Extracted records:
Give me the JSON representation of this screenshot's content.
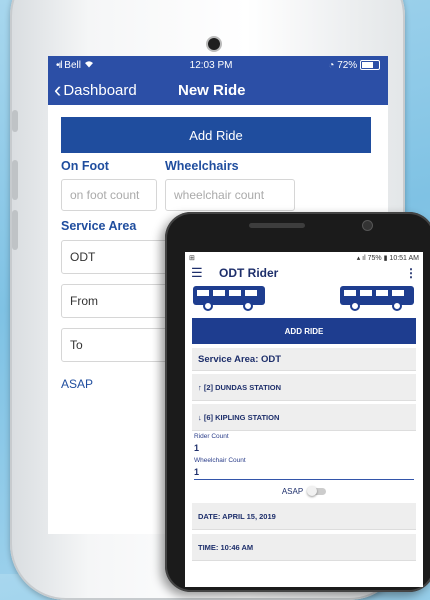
{
  "ios": {
    "status": {
      "carrier": "Bell",
      "time": "12:03 PM",
      "battery": "72%"
    },
    "nav": {
      "back_label": "Dashboard",
      "title": "New Ride"
    },
    "add_ride_label": "Add Ride",
    "on_foot_label": "On Foot",
    "wheelchairs_label": "Wheelchairs",
    "on_foot_placeholder": "on foot count",
    "wheelchairs_placeholder": "wheelchair count",
    "service_area_label": "Service Area",
    "service_area_value": "ODT",
    "from_label": "From",
    "to_label": "To",
    "asap_label": "ASAP"
  },
  "android": {
    "status": {
      "battery": "75%",
      "time": "10:51 AM"
    },
    "app_title": "ODT Rider",
    "more_icon": "⋮",
    "add_ride_label": "ADD RIDE",
    "service_area": "Service Area: ODT",
    "from_station": "↑ [2] DUNDAS STATION",
    "to_station": "↓ [6] KIPLING STATION",
    "rider_count_label": "Rider Count",
    "rider_count_value": "1",
    "wheelchair_count_label": "Wheelchair Count",
    "wheelchair_count_value": "1",
    "asap_label": "ASAP",
    "date": "DATE: APRIL 15, 2019",
    "time": "TIME: 10:46 AM"
  },
  "colors": {
    "ios_blue": "#2c4fa6",
    "android_blue": "#1e3d8f",
    "background": "#8ecbe8"
  },
  "icons": [
    "wifi-icon",
    "battery-icon",
    "chevron-left-icon",
    "menu-icon",
    "more-icon",
    "bus-icon"
  ]
}
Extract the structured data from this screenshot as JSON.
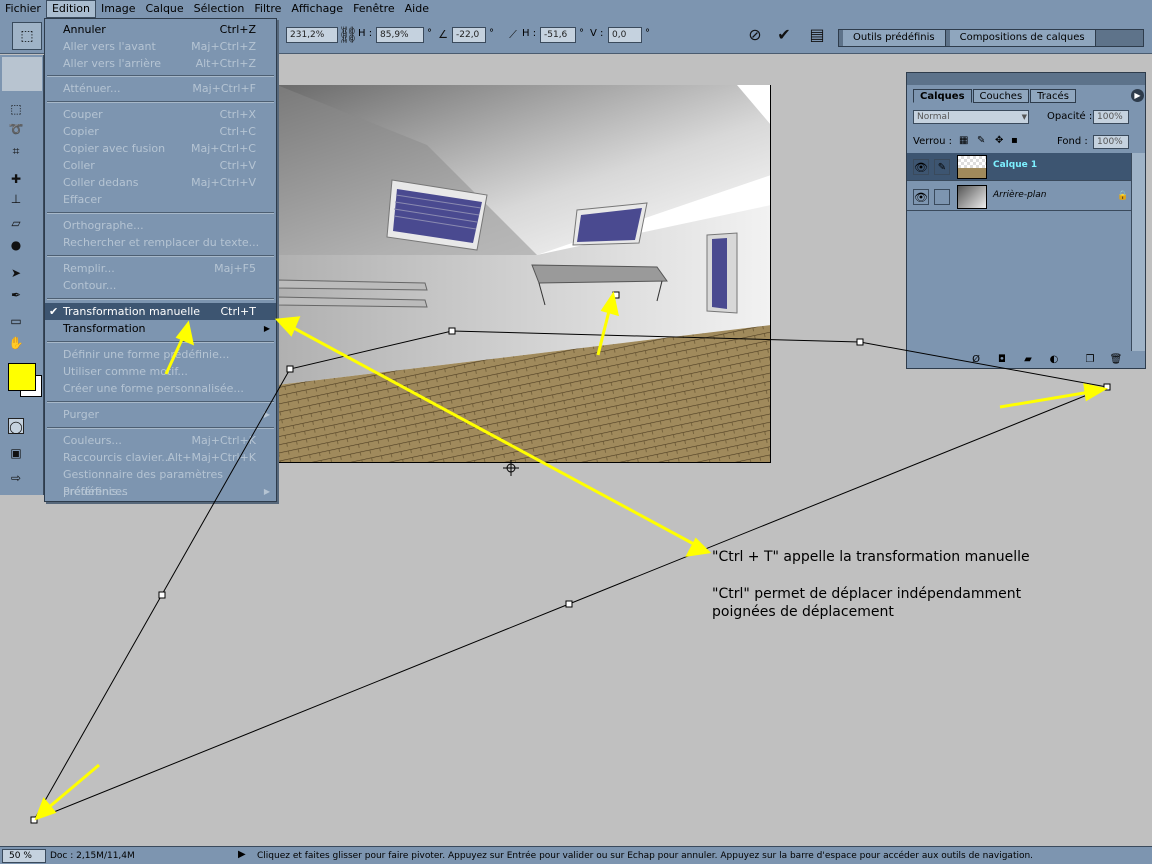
{
  "menubar": {
    "items": [
      "Fichier",
      "Edition",
      "Image",
      "Calque",
      "Sélection",
      "Filtre",
      "Affichage",
      "Fenêtre",
      "Aide"
    ],
    "active": "Edition"
  },
  "options_bar": {
    "w_value": "231,2%",
    "h_label": "H :",
    "h_value": "85,9%",
    "angle_value": "-22,0",
    "skew_h_label": "H :",
    "skew_h_value": "-51,6",
    "skew_v_label": "V :",
    "skew_v_value": "0,0",
    "degree": "°",
    "wells": [
      "Outils prédéfinis",
      "Compositions de calques"
    ]
  },
  "edit_menu": {
    "items": [
      {
        "label": "Annuler",
        "shortcut": "Ctrl+Z",
        "state": "enabled"
      },
      {
        "label": "Aller vers l'avant",
        "shortcut": "Maj+Ctrl+Z",
        "state": "disabled"
      },
      {
        "label": "Aller vers l'arrière",
        "shortcut": "Alt+Ctrl+Z",
        "state": "disabled"
      },
      {
        "label": "Atténuer...",
        "shortcut": "Maj+Ctrl+F",
        "state": "disabled"
      },
      {
        "label": "Couper",
        "shortcut": "Ctrl+X",
        "state": "disabled"
      },
      {
        "label": "Copier",
        "shortcut": "Ctrl+C",
        "state": "disabled"
      },
      {
        "label": "Copier avec fusion",
        "shortcut": "Maj+Ctrl+C",
        "state": "disabled"
      },
      {
        "label": "Coller",
        "shortcut": "Ctrl+V",
        "state": "disabled"
      },
      {
        "label": "Coller dedans",
        "shortcut": "Maj+Ctrl+V",
        "state": "disabled"
      },
      {
        "label": "Effacer",
        "shortcut": "",
        "state": "disabled"
      },
      {
        "label": "Orthographe...",
        "shortcut": "",
        "state": "disabled"
      },
      {
        "label": "Rechercher et remplacer du texte...",
        "shortcut": "",
        "state": "disabled"
      },
      {
        "label": "Remplir...",
        "shortcut": "Maj+F5",
        "state": "disabled"
      },
      {
        "label": "Contour...",
        "shortcut": "",
        "state": "disabled"
      },
      {
        "label": "Transformation manuelle",
        "shortcut": "Ctrl+T",
        "state": "highlighted"
      },
      {
        "label": "Transformation",
        "shortcut": "",
        "state": "enabled"
      },
      {
        "label": "Définir une forme prédéfinie...",
        "shortcut": "",
        "state": "disabled"
      },
      {
        "label": "Utiliser comme motif...",
        "shortcut": "",
        "state": "disabled"
      },
      {
        "label": "Créer une forme personnalisée...",
        "shortcut": "",
        "state": "disabled"
      },
      {
        "label": "Purger",
        "shortcut": "",
        "state": "disabled"
      },
      {
        "label": "Couleurs...",
        "shortcut": "Maj+Ctrl+K",
        "state": "disabled"
      },
      {
        "label": "Raccourcis clavier...",
        "shortcut": "Alt+Maj+Ctrl+K",
        "state": "disabled"
      },
      {
        "label": "Gestionnaire des paramètres prédéfinis...",
        "shortcut": "",
        "state": "disabled"
      },
      {
        "label": "Préférences",
        "shortcut": "",
        "state": "disabled"
      }
    ]
  },
  "layers_panel": {
    "tabs": [
      "Calques",
      "Couches",
      "Tracés"
    ],
    "active_tab": "Calques",
    "blend_mode": "Normal",
    "opacity_label": "Opacité :",
    "opacity_value": "100%",
    "lock_label": "Verrou :",
    "fill_label": "Fond :",
    "fill_value": "100%",
    "layers": [
      {
        "name": "Calque 1",
        "selected": true
      },
      {
        "name": "Arrière-plan",
        "selected": false
      }
    ]
  },
  "annotations": {
    "line1": "\"Ctrl + T\" appelle la transformation manuelle",
    "line2": "\"Ctrl\" permet de déplacer indépendamment",
    "line3": "poignées de déplacement"
  },
  "status_bar": {
    "zoom": "50 %",
    "doc": "Doc : 2,15M/11,4M",
    "hint": "Cliquez et faites glisser pour faire pivoter. Appuyez sur Entrée pour valider ou sur Echap pour annuler. Appuyez sur la barre d'espace pour accéder aux outils de navigation."
  },
  "colors": {
    "foreground": "#ffff00",
    "background": "#ffffff",
    "ui": "#7d95b0",
    "highlight": "#3d5571",
    "arrow": "#ffff00"
  }
}
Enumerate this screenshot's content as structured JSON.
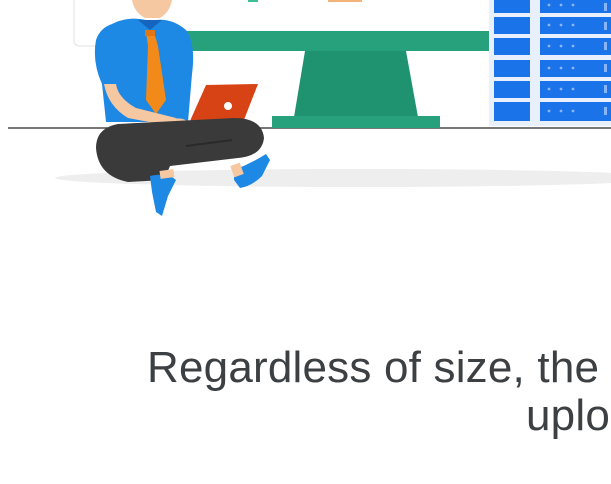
{
  "caption": {
    "line1": "Regardless of size, the",
    "line2": "uplo"
  },
  "colors": {
    "background": "#ffffff",
    "text": "#3c4043",
    "monitor_green": "#26a17b",
    "shirt_blue": "#1e88e5",
    "tie_orange": "#f28a1a",
    "laptop_orange": "#d84315",
    "pants_gray": "#3a3a3a",
    "server_blue": "#1a73e8",
    "shadow_gray": "#eeeeee"
  },
  "icons": [
    "person-icon",
    "laptop-icon",
    "monitor-icon",
    "server-rack-icon"
  ]
}
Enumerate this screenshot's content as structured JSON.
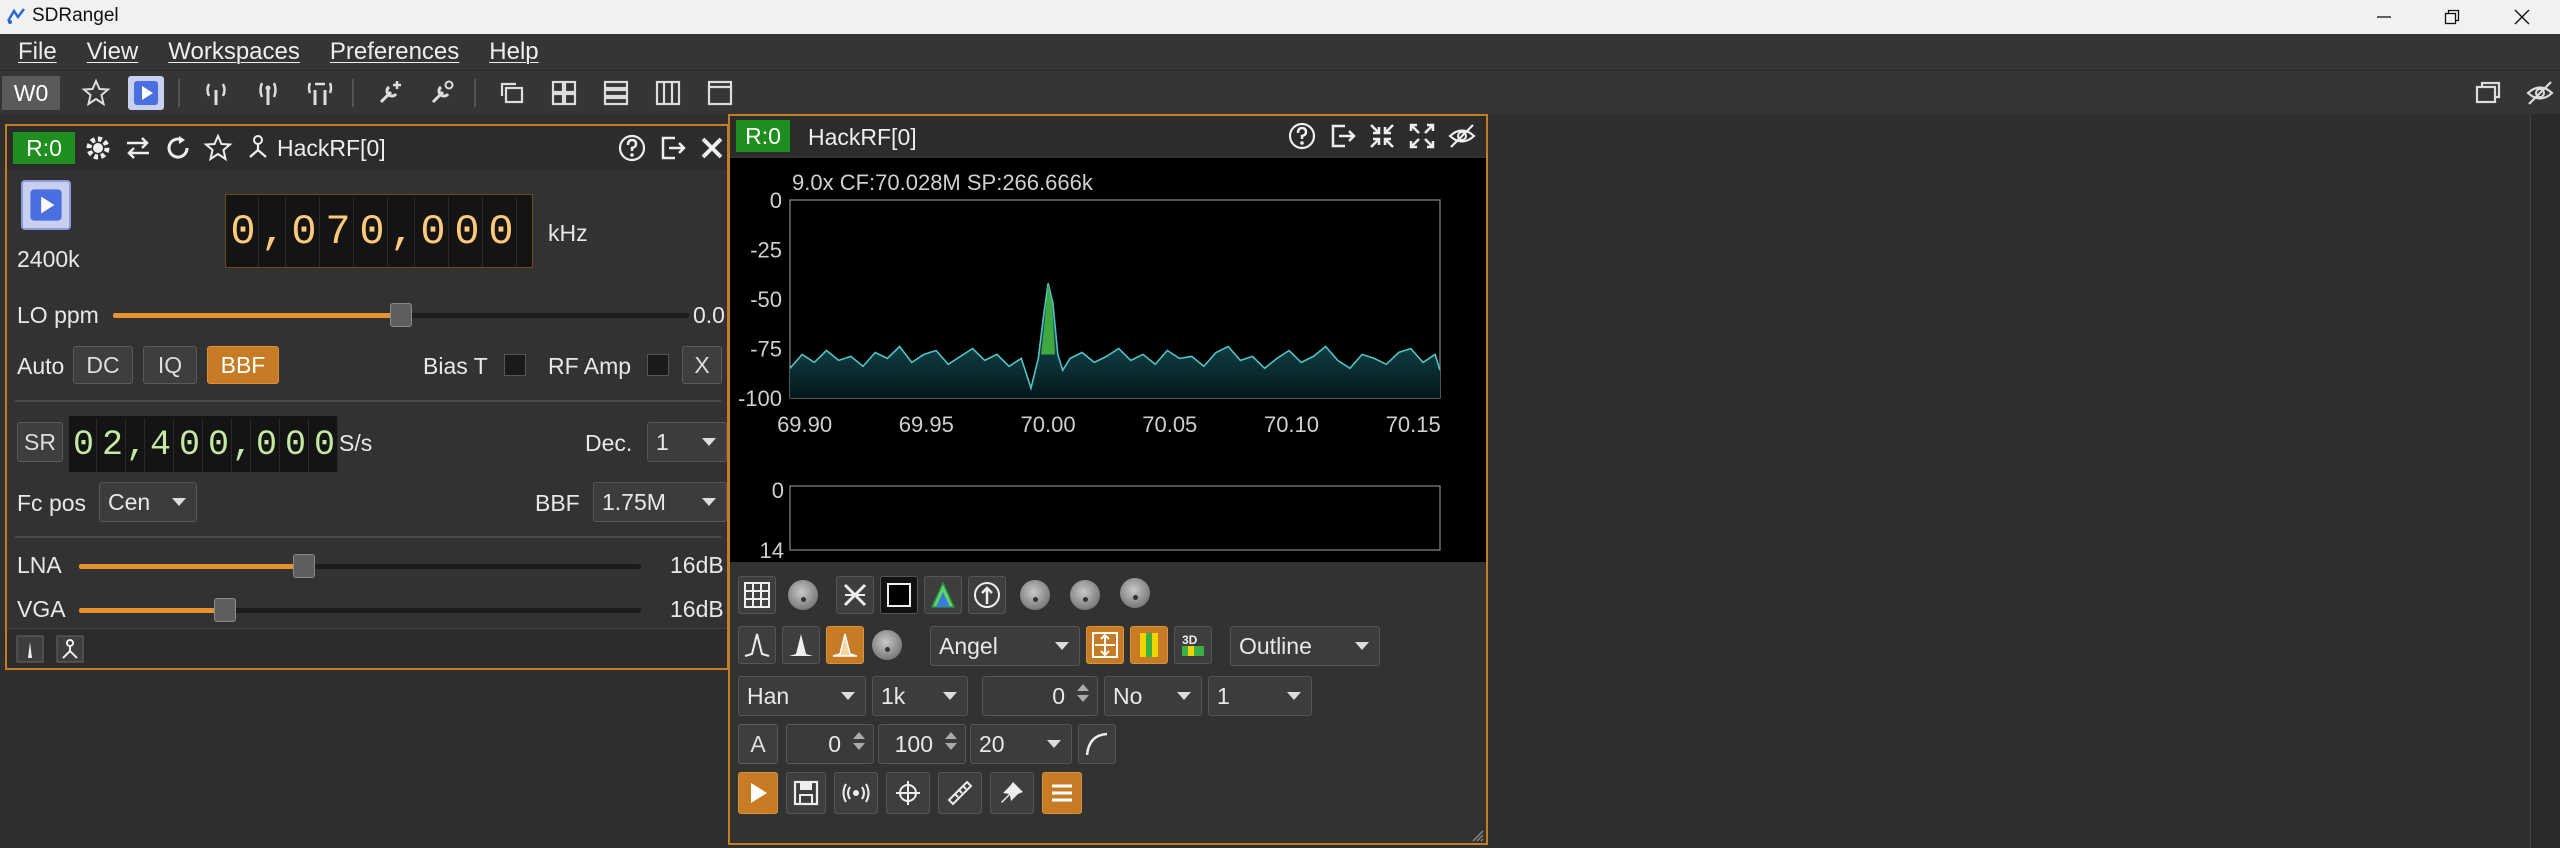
{
  "app": {
    "title": "SDRangel"
  },
  "menu": {
    "items": [
      "File",
      "View",
      "Workspaces",
      "Preferences",
      "Help"
    ]
  },
  "toolbar": {
    "workspace_label": "W0"
  },
  "device_panel": {
    "tag": "R:0",
    "title": "HackRF[0]",
    "sample_rate_label": "2400k",
    "frequency_digits": [
      "0",
      ",",
      "0",
      "7",
      "0",
      ",",
      "0",
      "0",
      "0"
    ],
    "frequency_unit": "kHz",
    "lo_ppm_label": "LO ppm",
    "lo_ppm_value": "0.0",
    "lo_ppm_level": 0.5,
    "auto_label": "Auto",
    "dc_label": "DC",
    "iq_label": "IQ",
    "bbf_button_label": "BBF",
    "bias_t_label": "Bias T",
    "rf_amp_label": "RF Amp",
    "x_label": "X",
    "sr_label": "SR",
    "sr_digits": [
      "0",
      "2",
      ",",
      "4",
      "0",
      "0",
      ",",
      "0",
      "0",
      "0"
    ],
    "sr_unit": "S/s",
    "dec_label": "Dec.",
    "dec_value": "1",
    "fc_pos_label": "Fc pos",
    "fc_pos_value": "Cen",
    "bbf_label": "BBF",
    "bbf_value": "1.75M",
    "lna_label": "LNA",
    "lna_value": "16dB",
    "lna_level": 0.4,
    "vga_label": "VGA",
    "vga_value": "16dB",
    "vga_level": 0.26
  },
  "spectrum_panel": {
    "tag": "R:0",
    "title": "HackRF[0]",
    "info": "9.0x CF:70.028M SP:266.666k",
    "y_ticks": [
      "0",
      "-25",
      "-50",
      "-75",
      "-100"
    ],
    "x_ticks": [
      "69.90",
      "69.95",
      "70.00",
      "70.05",
      "70.10",
      "70.15"
    ],
    "waterfall_ticks": [
      "0",
      "14"
    ],
    "palette_value": "Angel",
    "fill_mode_value": "Outline",
    "window_value": "Han",
    "fft_size_value": "1k",
    "overlap_value": "0",
    "averaging_mode_value": "No",
    "averaging_value": "1",
    "auto_button_label": "A",
    "ref_level_value": "0",
    "range_value": "100",
    "fps_value": "20"
  },
  "colors": {
    "accent": "#c67b24",
    "tag_green": "#1e8f1e",
    "digit_orange": "#ffc97b",
    "digit_green": "#c5e9a2",
    "spectrum_line": "#4fc3c7",
    "peak": "#3fa83f"
  },
  "chart_data": {
    "type": "line",
    "xlabel": "",
    "ylabel": "",
    "xlim": [
      69.894,
      70.161
    ],
    "ylim": [
      -100,
      0
    ],
    "x_ticks": [
      69.9,
      69.95,
      70.0,
      70.05,
      70.1,
      70.15
    ],
    "y_ticks": [
      0,
      -25,
      -50,
      -75,
      -100
    ],
    "grid": false,
    "series": [
      {
        "x": [
          69.894,
          69.899,
          69.904,
          69.909,
          69.914,
          69.919,
          69.924,
          69.929,
          69.934,
          69.939,
          69.944,
          69.949,
          69.954,
          69.959,
          69.964,
          69.969,
          69.974,
          69.979,
          69.984,
          69.989,
          69.993,
          69.996,
          69.998,
          70.0,
          70.002,
          70.004,
          70.006,
          70.009,
          70.014,
          70.019,
          70.024,
          70.029,
          70.034,
          70.039,
          70.044,
          70.049,
          70.054,
          70.059,
          70.064,
          70.069,
          70.074,
          70.079,
          70.084,
          70.089,
          70.094,
          70.099,
          70.104,
          70.109,
          70.114,
          70.119,
          70.124,
          70.129,
          70.134,
          70.139,
          70.144,
          70.149,
          70.154,
          70.159,
          70.161
        ],
        "y": [
          -85,
          -78,
          -82,
          -76,
          -81,
          -79,
          -84,
          -77,
          -80,
          -74,
          -82,
          -78,
          -76,
          -83,
          -79,
          -75,
          -81,
          -78,
          -84,
          -80,
          -95,
          -80,
          -60,
          -42,
          -52,
          -78,
          -86,
          -80,
          -77,
          -82,
          -79,
          -75,
          -81,
          -78,
          -83,
          -76,
          -80,
          -79,
          -84,
          -77,
          -74,
          -81,
          -79,
          -85,
          -80,
          -76,
          -82,
          -79,
          -74,
          -81,
          -85,
          -78,
          -80,
          -83,
          -77,
          -75,
          -82,
          -78,
          -86
        ]
      }
    ]
  }
}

## TASK REQUIREMENTS:
Copy all lines of the material above where the string "manuelle" occurs.

## REPLY:
        "label": "Transformation manuelle",
    "line1": "\"Ctrl + T\" appelle la transformation manuelle",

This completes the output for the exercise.